TASK BRIEF: Copy out all lines in the data below containing the string "What".
==================================================
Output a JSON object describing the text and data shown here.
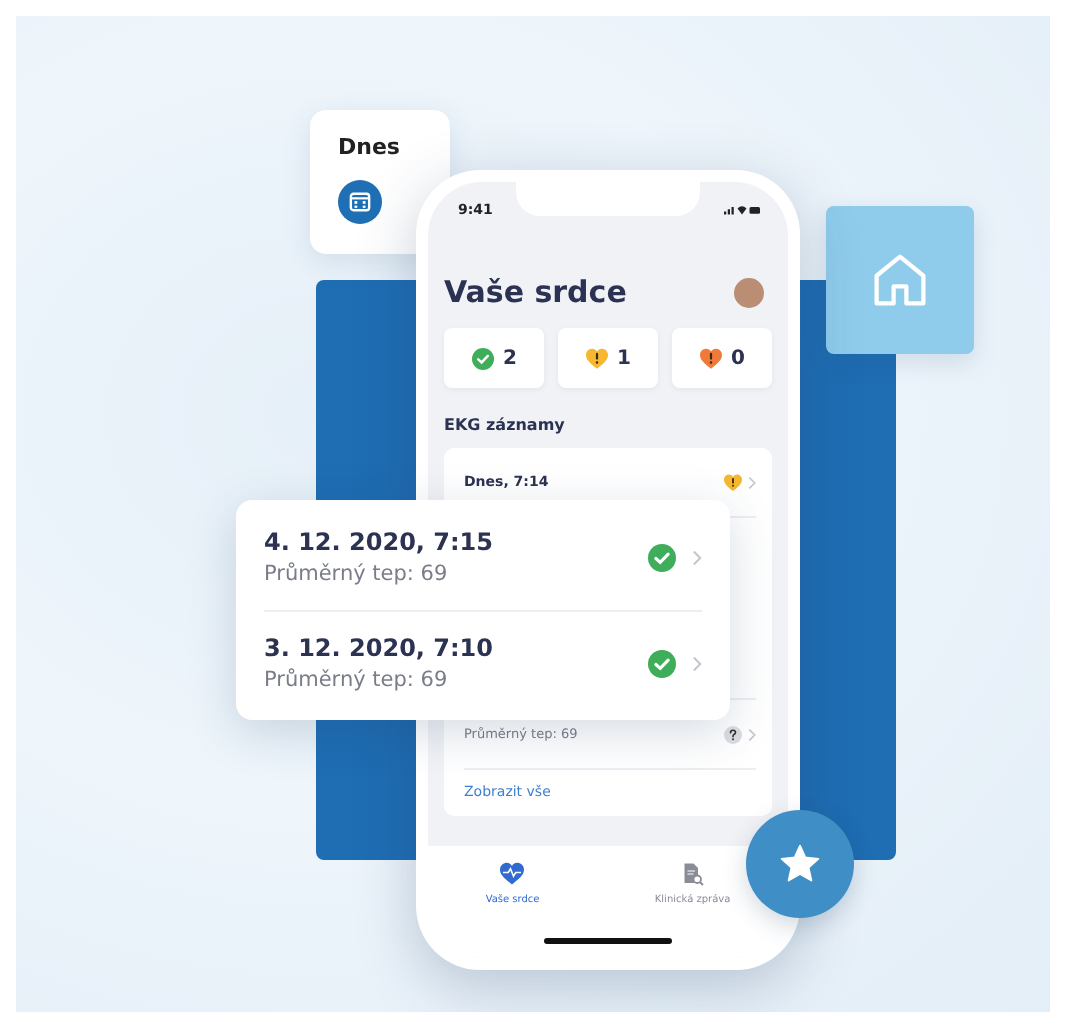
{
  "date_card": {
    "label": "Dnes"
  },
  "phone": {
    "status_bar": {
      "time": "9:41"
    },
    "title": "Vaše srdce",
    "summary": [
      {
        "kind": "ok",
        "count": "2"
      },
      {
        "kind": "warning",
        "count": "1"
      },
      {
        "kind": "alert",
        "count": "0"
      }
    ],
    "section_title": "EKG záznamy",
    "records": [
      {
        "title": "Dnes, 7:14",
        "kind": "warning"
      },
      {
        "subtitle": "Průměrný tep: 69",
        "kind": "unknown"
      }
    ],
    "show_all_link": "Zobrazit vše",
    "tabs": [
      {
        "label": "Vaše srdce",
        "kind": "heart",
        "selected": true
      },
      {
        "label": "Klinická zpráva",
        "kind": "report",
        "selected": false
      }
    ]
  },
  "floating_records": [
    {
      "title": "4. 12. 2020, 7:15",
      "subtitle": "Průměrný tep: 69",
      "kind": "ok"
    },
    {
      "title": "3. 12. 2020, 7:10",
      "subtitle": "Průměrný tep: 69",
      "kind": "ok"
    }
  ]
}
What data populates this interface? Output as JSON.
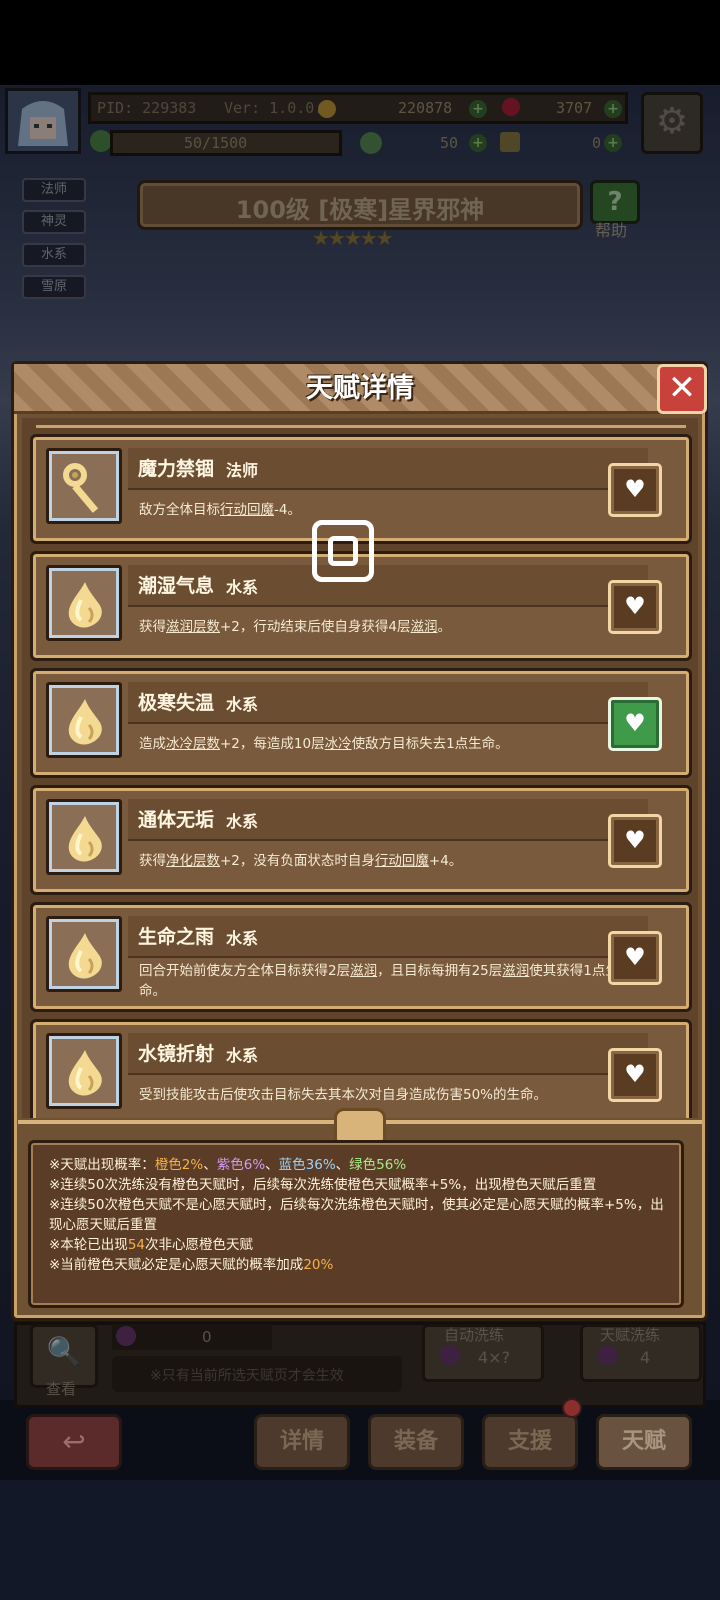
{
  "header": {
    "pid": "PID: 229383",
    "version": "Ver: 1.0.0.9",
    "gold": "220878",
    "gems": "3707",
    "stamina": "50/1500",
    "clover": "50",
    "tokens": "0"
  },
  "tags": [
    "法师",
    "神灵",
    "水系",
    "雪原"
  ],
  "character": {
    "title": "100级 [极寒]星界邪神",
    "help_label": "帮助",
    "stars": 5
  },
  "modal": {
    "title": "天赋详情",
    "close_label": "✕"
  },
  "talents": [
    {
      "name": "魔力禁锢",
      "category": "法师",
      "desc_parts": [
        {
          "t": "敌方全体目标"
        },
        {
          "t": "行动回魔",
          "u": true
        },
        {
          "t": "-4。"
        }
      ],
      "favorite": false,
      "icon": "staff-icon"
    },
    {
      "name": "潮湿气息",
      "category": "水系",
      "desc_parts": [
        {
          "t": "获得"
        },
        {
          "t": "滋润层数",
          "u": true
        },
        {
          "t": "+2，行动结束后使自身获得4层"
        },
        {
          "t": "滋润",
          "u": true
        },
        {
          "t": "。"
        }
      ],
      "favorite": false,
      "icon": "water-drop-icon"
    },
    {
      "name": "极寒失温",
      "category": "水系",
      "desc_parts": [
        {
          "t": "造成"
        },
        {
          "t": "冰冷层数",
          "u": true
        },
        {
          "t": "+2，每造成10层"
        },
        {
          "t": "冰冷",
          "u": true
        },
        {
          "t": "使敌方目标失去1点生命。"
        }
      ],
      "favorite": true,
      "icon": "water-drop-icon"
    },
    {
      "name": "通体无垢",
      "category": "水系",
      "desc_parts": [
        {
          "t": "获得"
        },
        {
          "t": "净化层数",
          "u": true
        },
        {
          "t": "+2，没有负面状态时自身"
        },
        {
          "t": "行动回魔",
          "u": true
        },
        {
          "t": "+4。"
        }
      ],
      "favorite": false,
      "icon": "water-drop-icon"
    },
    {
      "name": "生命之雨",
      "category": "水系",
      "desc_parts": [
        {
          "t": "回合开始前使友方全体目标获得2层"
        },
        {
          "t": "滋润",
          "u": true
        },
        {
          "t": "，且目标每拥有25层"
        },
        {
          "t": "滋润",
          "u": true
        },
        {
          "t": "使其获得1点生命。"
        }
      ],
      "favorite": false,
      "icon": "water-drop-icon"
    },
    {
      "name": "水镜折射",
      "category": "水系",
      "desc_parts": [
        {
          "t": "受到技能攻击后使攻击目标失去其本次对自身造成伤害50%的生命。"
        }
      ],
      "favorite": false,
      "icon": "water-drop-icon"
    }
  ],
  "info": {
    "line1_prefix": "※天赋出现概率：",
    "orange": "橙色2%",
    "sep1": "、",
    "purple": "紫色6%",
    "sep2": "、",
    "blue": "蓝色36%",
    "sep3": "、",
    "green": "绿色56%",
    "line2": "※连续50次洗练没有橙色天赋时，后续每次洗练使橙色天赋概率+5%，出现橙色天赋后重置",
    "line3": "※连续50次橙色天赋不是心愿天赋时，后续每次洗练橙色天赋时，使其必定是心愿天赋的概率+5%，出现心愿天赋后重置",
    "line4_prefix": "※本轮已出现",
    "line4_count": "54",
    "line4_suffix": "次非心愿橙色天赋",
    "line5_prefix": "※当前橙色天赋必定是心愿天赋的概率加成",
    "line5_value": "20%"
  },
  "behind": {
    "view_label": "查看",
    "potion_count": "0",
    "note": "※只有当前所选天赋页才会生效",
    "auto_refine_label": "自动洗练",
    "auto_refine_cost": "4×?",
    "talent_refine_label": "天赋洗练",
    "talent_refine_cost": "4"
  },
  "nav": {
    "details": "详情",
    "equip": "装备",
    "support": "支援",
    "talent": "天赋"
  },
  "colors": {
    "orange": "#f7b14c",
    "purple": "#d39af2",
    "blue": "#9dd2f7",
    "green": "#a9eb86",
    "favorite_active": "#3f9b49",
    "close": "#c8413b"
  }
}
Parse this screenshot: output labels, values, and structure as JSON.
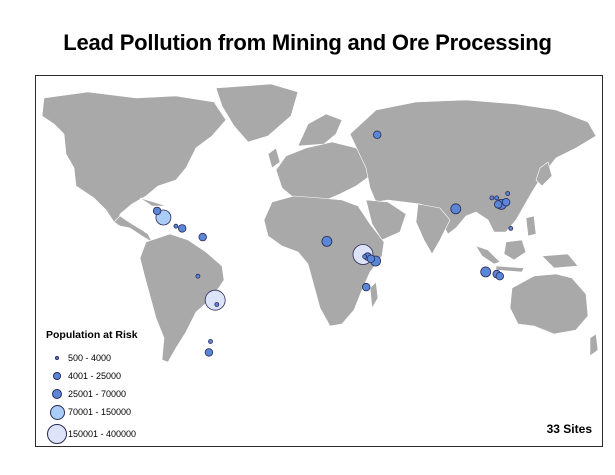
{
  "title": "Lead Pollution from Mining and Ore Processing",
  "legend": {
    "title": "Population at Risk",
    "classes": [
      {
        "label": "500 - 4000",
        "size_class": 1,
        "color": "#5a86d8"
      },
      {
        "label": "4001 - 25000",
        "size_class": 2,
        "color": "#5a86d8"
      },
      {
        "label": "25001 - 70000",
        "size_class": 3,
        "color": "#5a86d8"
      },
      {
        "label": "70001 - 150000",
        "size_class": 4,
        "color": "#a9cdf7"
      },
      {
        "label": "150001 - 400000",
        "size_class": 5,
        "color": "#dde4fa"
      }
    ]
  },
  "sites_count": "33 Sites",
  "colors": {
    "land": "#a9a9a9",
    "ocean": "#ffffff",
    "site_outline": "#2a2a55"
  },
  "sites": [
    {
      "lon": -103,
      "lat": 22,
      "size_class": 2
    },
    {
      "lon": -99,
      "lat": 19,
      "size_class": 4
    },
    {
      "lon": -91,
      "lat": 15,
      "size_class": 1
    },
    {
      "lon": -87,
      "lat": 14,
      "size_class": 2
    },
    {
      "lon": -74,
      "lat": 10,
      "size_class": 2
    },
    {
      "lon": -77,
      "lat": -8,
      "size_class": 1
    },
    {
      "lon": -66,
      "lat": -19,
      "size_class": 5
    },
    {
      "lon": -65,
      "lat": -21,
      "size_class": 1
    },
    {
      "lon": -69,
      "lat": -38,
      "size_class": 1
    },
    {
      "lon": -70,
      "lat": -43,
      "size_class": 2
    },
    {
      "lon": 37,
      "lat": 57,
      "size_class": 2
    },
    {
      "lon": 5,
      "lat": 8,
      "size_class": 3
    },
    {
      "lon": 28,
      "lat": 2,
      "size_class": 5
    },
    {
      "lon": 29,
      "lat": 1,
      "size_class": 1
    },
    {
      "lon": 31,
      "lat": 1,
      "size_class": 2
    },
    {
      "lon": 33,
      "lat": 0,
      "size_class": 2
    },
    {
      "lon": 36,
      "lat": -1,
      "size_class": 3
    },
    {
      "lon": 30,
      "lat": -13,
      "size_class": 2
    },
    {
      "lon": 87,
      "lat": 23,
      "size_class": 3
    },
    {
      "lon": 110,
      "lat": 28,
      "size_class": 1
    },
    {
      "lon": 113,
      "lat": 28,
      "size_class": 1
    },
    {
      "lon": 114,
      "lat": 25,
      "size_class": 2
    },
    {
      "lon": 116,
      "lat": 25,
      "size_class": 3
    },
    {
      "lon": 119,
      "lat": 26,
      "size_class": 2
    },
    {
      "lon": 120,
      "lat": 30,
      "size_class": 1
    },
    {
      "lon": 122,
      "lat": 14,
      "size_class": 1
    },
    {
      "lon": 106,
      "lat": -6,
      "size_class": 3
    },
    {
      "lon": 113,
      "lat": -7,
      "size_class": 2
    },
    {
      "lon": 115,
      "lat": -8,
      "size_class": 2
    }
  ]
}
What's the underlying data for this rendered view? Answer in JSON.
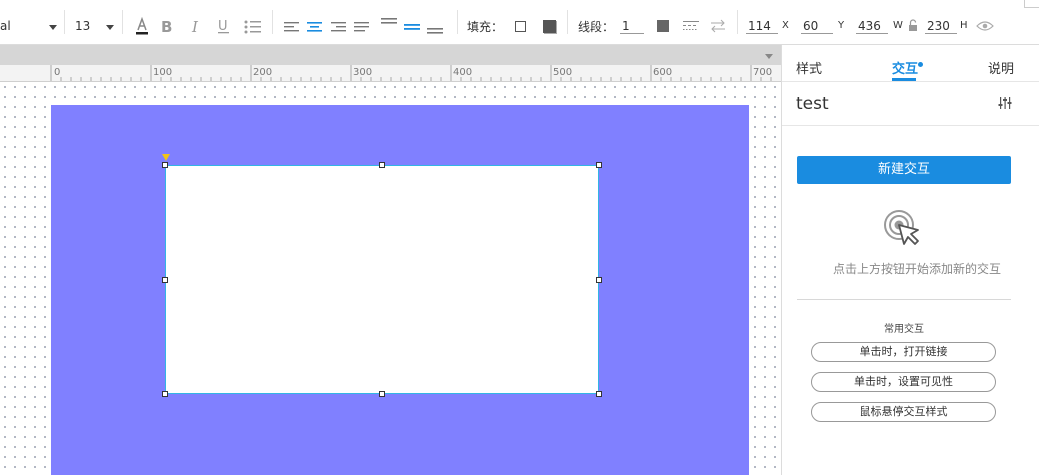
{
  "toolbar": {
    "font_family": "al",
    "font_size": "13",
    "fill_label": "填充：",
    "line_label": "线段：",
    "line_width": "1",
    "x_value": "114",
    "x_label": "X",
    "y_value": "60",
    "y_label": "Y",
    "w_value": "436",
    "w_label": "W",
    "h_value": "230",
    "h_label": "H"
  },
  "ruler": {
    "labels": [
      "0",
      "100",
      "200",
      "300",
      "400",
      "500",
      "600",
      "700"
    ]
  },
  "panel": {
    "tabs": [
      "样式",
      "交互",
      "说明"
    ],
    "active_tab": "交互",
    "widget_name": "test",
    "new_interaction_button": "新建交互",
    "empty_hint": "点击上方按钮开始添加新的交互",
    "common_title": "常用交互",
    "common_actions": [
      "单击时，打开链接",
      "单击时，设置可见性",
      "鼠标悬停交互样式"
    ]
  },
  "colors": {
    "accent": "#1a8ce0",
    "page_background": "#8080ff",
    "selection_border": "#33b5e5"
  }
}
==================================================
RESPONSE:
What data populates this interface? Output as JSON.
What's the underlying data for this rendered view? Answer in JSON.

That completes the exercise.